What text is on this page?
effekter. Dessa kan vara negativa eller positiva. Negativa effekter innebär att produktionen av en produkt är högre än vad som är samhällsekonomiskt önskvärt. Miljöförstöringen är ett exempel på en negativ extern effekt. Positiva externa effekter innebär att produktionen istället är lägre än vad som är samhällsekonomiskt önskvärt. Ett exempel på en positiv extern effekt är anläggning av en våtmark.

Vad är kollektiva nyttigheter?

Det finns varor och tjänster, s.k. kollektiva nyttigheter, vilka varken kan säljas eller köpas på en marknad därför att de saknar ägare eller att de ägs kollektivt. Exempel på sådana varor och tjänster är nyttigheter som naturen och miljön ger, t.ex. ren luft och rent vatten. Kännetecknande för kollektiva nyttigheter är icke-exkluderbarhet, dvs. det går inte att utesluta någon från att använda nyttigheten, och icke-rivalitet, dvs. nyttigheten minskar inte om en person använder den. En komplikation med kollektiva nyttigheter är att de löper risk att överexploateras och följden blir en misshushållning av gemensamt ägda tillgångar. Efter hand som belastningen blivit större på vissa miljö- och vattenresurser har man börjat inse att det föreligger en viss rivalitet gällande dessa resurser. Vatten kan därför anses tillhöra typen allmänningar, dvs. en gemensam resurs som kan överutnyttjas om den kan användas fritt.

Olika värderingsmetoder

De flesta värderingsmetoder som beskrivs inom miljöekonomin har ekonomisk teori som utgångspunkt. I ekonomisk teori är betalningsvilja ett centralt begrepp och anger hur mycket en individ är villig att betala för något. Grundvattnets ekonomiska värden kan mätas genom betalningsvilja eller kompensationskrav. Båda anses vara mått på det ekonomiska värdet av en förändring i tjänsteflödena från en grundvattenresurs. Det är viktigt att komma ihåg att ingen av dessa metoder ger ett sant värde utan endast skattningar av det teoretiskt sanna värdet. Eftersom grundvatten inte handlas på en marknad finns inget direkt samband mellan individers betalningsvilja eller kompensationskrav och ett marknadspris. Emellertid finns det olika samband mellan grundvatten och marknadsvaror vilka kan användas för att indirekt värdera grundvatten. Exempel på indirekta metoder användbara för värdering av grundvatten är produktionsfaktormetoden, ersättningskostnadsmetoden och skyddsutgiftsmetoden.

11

○ ○ ○

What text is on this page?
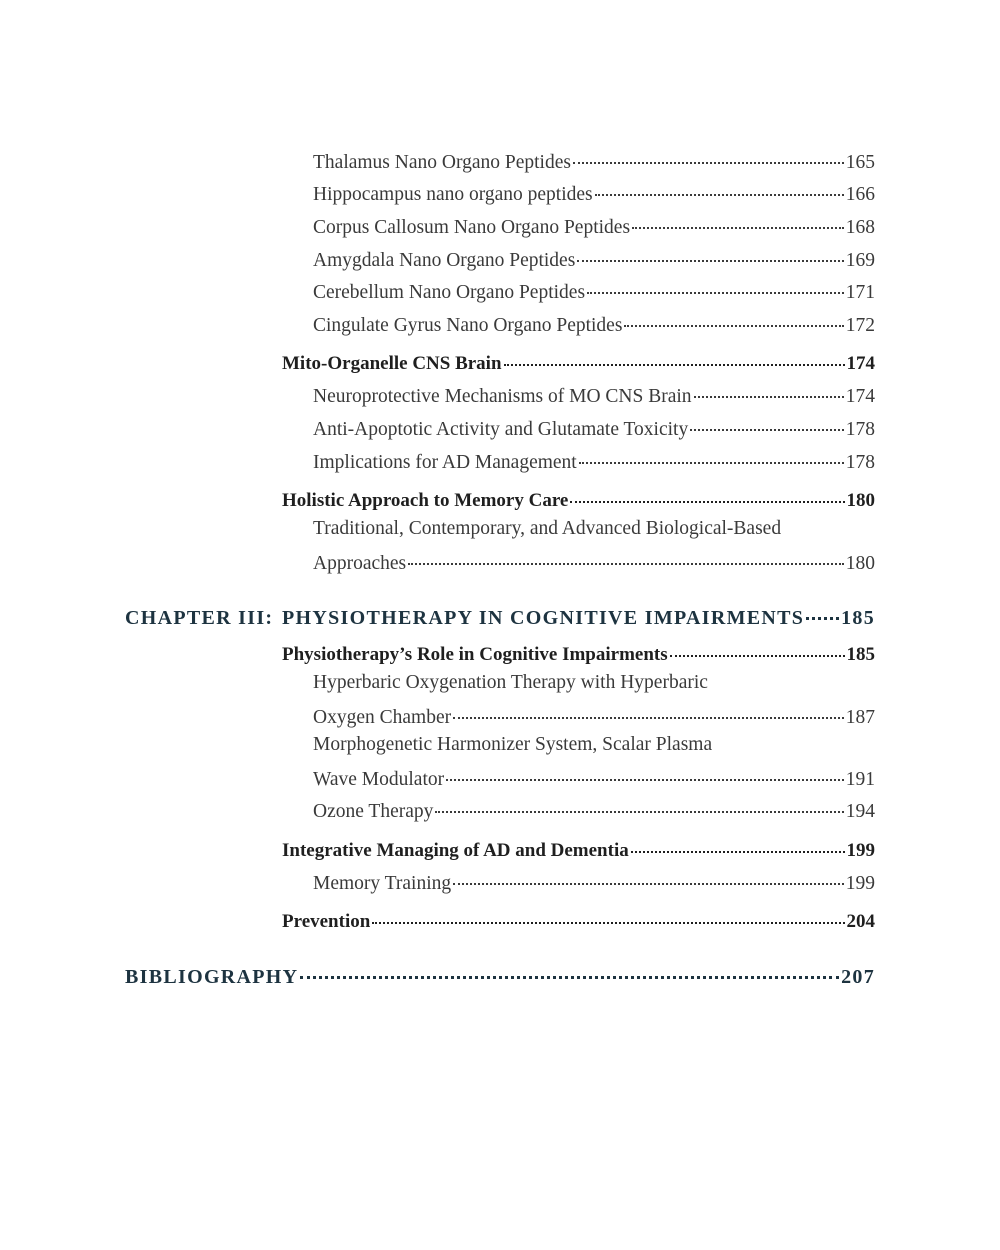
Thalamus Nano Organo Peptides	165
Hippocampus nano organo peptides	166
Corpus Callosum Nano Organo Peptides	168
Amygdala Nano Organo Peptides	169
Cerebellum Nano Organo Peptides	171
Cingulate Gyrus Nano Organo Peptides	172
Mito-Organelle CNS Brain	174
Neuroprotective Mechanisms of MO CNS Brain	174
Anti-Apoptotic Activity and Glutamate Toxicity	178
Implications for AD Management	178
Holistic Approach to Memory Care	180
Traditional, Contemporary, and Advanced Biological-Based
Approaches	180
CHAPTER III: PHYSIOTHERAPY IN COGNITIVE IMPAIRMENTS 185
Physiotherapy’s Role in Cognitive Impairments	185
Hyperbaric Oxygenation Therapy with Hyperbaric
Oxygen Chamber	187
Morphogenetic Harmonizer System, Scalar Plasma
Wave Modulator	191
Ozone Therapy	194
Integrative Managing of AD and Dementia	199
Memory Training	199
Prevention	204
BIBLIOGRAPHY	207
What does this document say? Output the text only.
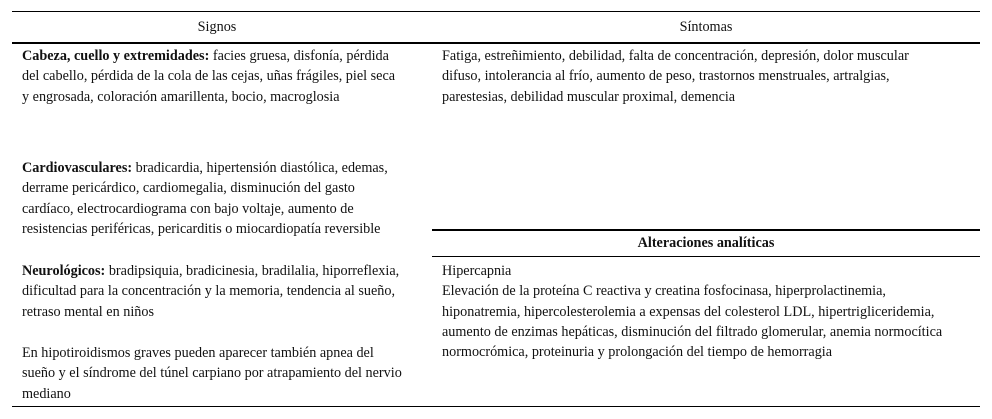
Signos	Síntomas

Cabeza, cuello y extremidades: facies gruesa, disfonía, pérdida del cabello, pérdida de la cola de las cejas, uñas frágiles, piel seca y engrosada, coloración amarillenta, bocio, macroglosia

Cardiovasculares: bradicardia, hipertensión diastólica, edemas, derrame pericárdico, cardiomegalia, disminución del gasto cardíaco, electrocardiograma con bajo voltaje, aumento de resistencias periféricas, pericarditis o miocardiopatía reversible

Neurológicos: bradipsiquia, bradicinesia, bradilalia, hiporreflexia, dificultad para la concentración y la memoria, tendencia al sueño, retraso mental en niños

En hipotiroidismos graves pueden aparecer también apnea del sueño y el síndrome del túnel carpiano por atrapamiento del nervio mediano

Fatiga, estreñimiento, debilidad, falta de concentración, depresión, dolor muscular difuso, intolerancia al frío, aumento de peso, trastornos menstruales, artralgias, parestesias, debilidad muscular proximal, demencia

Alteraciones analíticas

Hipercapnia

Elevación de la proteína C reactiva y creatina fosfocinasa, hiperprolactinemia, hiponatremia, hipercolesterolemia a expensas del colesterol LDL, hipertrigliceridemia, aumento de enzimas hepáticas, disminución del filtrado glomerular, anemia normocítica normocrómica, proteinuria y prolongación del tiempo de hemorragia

○ ○ ○

**ASSIGNMENT:**
State, with no accompanying text, how many lines of the material contain the string "Memory".

**OUTPUT FOR THIS EXERCISE:**
2